EXERCISE PROMPT: Scan the data below and pick out the lines containing the word "structured".

Part of a data file:
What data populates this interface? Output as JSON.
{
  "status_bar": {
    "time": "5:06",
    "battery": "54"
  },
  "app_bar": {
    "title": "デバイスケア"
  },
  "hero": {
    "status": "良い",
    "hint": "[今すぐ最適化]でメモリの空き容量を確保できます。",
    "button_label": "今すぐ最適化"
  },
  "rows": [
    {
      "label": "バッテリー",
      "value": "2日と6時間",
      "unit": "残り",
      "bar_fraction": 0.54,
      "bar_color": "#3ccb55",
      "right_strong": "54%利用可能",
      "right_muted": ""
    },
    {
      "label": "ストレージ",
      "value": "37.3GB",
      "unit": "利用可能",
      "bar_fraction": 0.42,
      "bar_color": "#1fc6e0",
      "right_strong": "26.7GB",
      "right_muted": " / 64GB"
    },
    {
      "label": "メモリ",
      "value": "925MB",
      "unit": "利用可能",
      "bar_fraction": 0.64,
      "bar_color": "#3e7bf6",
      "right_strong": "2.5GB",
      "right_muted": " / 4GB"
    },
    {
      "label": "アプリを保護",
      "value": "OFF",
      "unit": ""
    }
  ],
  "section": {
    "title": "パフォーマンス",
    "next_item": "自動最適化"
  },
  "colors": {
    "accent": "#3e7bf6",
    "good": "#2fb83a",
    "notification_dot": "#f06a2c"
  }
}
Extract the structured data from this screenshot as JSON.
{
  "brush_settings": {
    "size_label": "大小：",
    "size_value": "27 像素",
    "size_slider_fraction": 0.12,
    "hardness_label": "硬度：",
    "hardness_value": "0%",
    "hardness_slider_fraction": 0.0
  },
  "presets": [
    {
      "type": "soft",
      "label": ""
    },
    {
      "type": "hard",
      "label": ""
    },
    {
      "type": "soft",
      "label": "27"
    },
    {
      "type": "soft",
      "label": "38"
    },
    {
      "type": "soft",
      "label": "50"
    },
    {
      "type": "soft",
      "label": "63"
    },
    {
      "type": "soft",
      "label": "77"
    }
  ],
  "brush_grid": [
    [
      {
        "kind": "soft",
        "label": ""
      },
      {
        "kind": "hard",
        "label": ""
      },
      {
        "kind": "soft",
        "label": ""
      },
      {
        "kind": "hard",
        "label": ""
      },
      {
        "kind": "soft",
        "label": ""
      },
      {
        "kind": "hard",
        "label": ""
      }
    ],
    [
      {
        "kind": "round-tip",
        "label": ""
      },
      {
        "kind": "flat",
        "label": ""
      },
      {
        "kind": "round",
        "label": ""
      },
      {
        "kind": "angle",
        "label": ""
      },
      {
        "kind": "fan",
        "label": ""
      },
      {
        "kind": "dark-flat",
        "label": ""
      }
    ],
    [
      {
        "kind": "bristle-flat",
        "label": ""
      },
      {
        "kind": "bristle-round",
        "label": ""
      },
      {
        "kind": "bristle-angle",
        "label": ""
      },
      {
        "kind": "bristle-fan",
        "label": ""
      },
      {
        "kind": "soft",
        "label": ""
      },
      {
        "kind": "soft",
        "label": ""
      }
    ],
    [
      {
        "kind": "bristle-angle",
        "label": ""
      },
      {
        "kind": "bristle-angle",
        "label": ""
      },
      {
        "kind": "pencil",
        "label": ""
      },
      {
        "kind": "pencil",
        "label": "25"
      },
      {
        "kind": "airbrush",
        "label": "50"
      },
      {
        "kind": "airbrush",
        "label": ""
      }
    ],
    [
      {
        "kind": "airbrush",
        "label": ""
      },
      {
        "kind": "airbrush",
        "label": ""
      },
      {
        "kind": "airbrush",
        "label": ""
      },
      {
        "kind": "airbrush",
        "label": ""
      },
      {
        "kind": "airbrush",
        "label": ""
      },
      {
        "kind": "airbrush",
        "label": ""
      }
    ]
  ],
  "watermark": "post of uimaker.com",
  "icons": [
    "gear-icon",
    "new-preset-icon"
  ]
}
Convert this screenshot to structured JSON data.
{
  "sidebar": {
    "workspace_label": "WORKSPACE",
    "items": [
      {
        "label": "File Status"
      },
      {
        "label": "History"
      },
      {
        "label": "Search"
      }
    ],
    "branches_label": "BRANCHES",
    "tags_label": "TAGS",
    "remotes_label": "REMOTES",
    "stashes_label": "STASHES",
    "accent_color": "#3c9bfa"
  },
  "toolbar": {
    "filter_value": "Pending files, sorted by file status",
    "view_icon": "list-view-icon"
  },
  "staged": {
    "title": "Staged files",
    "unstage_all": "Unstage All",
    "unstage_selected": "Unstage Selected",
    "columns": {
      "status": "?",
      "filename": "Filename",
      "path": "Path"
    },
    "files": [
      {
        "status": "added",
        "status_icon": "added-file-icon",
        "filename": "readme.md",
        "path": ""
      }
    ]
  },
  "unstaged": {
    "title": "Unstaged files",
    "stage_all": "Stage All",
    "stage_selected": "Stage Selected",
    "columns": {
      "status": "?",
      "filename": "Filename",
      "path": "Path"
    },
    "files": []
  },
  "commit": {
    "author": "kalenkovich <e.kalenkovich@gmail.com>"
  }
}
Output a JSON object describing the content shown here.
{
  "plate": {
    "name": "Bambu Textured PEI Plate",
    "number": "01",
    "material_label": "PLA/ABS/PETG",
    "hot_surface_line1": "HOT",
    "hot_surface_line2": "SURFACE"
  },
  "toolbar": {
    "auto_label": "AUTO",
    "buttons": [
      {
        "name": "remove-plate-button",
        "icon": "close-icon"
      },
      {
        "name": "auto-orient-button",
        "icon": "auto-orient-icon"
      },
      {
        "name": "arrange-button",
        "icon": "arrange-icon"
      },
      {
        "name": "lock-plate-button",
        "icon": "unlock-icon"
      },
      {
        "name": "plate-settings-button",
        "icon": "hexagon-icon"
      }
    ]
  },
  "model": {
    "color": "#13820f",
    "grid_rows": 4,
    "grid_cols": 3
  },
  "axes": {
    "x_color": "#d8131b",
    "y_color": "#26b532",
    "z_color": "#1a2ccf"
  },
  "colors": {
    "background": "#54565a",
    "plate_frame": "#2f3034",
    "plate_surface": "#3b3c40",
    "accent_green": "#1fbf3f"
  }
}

ANSWER TO THIS TASK:
Extract the structured data from this screenshot as JSON.
Convert this screenshot to structured JSON data.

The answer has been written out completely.